#### Exercise objective
Your answer should be a single number: the count of lines that hold the word "的评价规定".

#### Data shown
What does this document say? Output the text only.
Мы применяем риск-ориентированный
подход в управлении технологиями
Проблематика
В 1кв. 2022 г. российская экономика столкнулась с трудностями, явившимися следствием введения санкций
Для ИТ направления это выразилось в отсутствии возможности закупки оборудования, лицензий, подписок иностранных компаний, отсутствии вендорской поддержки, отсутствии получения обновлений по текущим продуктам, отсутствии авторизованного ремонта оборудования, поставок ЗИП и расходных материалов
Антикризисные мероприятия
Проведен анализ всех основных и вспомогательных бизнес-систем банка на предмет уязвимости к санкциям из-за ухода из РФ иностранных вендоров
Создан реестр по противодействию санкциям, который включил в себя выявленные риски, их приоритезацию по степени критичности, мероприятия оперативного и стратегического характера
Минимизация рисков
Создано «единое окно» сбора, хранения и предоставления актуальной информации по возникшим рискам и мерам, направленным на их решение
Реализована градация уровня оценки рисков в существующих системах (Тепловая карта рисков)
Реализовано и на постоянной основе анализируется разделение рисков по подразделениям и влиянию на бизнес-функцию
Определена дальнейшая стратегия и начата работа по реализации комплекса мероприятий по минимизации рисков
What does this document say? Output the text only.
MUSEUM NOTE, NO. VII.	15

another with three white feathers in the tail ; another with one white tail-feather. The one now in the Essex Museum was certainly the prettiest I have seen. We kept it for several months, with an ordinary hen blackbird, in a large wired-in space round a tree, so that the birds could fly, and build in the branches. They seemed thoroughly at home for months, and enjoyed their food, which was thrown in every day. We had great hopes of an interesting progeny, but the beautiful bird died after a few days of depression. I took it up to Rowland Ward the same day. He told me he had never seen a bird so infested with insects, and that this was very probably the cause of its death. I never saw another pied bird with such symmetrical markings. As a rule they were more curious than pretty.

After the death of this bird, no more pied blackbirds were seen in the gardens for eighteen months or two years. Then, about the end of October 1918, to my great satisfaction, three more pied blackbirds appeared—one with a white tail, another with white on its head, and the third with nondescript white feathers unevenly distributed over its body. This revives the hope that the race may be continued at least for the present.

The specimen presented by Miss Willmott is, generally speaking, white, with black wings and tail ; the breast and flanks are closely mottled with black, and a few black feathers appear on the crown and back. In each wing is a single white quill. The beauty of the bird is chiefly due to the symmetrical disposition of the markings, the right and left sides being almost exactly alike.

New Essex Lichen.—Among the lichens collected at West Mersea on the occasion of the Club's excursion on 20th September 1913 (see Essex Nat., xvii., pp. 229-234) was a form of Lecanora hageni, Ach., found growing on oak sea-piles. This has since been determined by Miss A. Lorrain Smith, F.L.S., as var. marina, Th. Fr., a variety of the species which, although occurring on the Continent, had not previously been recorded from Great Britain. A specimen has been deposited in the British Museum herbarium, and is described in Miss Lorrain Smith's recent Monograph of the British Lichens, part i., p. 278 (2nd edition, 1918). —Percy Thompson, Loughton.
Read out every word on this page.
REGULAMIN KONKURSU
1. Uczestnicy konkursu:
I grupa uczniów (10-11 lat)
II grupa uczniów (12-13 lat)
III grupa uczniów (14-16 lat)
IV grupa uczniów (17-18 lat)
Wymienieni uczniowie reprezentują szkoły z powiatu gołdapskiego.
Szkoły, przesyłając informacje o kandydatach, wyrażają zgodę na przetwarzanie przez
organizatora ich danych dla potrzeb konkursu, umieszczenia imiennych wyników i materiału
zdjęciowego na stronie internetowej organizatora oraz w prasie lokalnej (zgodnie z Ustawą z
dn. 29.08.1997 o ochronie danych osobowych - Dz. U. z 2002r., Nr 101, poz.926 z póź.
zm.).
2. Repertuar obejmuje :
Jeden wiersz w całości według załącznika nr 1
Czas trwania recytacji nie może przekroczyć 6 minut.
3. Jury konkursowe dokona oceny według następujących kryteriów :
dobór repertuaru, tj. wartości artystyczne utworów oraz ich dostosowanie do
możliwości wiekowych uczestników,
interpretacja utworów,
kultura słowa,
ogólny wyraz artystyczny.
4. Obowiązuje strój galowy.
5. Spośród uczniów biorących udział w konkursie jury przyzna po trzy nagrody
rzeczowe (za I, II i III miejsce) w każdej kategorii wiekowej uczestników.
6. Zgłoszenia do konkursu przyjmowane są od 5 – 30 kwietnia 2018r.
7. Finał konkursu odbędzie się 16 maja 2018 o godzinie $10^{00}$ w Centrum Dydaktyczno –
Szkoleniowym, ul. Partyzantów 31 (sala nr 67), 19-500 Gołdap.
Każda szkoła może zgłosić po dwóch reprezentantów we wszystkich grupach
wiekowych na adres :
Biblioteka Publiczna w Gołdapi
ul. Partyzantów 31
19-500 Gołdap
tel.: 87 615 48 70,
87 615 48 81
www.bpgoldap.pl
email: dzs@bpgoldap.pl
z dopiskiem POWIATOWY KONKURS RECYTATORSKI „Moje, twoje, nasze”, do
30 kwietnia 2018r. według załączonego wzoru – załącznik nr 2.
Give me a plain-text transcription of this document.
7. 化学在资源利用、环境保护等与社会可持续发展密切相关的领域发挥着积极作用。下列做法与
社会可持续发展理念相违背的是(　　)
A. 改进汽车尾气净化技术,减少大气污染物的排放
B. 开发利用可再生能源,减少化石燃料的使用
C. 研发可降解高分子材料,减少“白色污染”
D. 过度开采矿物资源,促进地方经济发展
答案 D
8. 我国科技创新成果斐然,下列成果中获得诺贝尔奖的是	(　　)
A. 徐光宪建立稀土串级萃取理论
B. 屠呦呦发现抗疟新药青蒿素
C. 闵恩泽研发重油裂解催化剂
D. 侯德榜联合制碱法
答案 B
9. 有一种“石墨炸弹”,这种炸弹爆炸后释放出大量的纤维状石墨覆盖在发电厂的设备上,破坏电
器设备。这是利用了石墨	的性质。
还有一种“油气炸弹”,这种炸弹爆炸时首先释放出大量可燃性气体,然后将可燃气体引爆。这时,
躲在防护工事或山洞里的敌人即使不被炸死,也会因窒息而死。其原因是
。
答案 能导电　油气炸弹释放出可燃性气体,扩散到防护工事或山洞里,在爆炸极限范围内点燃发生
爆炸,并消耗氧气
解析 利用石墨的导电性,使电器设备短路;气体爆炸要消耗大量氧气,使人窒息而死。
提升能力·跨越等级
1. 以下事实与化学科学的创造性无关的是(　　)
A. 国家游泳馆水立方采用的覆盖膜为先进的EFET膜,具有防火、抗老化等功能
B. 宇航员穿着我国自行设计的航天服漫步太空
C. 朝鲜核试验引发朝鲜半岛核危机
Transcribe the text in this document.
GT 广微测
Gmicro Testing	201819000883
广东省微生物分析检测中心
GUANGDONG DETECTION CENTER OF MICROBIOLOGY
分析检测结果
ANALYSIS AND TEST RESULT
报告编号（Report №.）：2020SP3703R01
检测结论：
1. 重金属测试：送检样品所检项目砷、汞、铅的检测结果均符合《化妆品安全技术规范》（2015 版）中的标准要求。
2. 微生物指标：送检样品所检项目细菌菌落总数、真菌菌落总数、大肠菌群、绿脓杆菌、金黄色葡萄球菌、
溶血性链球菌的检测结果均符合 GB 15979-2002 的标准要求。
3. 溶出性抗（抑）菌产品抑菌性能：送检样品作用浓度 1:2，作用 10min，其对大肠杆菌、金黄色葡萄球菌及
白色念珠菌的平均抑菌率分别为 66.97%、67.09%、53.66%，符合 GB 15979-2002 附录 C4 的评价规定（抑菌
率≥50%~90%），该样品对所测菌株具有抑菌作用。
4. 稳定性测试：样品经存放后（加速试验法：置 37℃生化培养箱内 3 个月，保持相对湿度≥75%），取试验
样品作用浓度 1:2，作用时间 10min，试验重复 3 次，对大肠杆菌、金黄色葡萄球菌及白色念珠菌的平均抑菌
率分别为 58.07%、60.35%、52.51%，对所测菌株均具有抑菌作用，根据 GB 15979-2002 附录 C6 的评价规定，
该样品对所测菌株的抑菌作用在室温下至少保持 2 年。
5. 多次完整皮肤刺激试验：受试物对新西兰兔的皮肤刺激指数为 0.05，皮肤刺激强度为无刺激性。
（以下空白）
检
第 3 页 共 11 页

#### Written response
2